• **WHAT THIS TASK INVOLVES**
Extract each line in the entries below that contains the string "business", treating uppercase and lowercase letters as different.
[start of THE RECORDS]
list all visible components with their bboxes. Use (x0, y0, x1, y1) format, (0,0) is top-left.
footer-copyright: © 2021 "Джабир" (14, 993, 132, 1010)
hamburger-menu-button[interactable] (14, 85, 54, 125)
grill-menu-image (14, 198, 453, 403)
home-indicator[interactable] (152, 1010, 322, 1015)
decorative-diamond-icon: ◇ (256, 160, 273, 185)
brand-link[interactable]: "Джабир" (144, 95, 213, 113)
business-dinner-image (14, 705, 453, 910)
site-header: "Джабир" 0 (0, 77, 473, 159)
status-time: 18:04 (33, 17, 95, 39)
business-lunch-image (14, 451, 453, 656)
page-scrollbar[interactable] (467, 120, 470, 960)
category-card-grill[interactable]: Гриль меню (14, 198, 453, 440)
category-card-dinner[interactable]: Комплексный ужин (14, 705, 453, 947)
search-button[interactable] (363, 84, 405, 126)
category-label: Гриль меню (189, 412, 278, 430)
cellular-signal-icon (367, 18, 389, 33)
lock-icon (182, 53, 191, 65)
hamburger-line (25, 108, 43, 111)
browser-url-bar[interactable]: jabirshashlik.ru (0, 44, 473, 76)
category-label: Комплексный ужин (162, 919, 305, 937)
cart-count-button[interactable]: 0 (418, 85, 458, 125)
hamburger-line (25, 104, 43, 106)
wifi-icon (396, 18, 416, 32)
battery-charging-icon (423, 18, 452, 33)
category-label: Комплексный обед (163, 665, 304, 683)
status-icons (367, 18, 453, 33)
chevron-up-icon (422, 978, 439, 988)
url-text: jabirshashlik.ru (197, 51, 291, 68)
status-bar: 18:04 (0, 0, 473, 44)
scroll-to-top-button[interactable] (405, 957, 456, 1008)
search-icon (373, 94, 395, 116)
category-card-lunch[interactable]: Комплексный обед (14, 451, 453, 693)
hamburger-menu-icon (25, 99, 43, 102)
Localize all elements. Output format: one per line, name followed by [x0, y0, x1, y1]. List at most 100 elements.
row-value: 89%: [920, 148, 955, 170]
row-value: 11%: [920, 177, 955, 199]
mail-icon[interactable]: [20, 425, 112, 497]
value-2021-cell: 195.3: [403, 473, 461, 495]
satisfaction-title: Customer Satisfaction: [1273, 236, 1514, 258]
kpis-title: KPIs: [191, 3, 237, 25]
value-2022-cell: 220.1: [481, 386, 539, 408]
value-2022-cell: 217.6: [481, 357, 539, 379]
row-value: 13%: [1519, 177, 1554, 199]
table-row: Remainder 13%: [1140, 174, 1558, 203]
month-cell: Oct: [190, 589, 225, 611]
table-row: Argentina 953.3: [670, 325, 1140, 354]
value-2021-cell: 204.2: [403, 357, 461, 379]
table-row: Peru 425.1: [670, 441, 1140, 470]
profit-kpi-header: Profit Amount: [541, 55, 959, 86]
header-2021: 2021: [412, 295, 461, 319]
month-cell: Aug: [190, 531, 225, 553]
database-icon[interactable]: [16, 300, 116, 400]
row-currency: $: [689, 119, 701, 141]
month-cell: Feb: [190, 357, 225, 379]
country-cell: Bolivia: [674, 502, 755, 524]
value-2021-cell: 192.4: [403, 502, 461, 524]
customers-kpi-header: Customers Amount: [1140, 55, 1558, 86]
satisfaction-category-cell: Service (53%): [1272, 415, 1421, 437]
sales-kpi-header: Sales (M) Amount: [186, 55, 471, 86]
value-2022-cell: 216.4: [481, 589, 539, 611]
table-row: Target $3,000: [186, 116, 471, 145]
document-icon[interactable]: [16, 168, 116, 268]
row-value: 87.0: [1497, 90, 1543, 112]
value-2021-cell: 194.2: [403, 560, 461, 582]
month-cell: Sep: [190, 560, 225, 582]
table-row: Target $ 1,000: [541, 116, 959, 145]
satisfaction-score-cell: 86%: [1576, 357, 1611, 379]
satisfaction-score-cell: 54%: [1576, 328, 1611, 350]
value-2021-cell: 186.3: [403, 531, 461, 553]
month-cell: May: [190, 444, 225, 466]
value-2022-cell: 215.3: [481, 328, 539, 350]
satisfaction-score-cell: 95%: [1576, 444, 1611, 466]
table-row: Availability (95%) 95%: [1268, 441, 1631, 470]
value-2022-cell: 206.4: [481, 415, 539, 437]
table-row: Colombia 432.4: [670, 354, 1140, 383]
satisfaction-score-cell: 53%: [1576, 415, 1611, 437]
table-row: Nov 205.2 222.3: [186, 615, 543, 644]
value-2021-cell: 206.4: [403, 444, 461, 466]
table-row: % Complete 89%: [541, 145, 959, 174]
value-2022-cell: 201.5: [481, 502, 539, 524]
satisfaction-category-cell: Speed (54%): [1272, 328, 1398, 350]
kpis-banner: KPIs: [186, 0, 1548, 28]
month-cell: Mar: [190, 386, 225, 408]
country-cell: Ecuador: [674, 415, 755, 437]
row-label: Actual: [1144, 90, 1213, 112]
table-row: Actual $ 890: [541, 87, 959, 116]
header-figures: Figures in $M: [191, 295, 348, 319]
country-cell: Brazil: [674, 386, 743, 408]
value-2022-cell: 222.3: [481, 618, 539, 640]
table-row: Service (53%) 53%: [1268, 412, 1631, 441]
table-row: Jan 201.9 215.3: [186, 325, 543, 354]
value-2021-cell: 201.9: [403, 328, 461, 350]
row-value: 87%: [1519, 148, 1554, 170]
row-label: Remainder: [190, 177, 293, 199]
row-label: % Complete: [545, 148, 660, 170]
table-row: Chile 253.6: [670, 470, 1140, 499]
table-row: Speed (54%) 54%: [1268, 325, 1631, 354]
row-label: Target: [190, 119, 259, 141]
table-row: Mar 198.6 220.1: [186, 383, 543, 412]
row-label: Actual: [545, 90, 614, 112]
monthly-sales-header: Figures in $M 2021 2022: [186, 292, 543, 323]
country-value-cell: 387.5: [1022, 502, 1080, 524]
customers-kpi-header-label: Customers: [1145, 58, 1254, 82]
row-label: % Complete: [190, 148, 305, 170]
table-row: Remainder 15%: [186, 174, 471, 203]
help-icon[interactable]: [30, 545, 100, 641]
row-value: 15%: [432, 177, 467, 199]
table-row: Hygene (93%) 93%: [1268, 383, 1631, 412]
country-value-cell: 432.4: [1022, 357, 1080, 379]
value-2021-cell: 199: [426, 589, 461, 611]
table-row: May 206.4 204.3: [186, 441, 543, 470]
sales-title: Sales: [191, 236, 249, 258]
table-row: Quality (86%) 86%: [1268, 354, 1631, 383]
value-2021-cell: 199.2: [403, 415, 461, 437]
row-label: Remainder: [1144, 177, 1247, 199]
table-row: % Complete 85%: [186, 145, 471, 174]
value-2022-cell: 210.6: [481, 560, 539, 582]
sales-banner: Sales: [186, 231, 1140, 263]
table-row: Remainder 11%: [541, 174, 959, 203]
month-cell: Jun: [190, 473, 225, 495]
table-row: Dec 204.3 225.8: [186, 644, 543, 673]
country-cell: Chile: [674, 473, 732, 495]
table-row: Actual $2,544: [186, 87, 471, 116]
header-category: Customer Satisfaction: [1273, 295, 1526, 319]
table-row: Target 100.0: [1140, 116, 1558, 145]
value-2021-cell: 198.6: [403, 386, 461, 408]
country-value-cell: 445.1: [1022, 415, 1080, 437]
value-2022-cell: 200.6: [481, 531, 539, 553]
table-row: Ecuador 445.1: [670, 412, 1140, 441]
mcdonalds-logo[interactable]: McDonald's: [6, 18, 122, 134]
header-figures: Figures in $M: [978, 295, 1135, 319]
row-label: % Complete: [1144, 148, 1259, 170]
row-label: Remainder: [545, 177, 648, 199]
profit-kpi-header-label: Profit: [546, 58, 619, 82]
[end of THE RECORDS]
• **CORRECT ANSWER**
business-dinner-image (14, 705, 453, 910)
business-lunch-image (14, 451, 453, 656)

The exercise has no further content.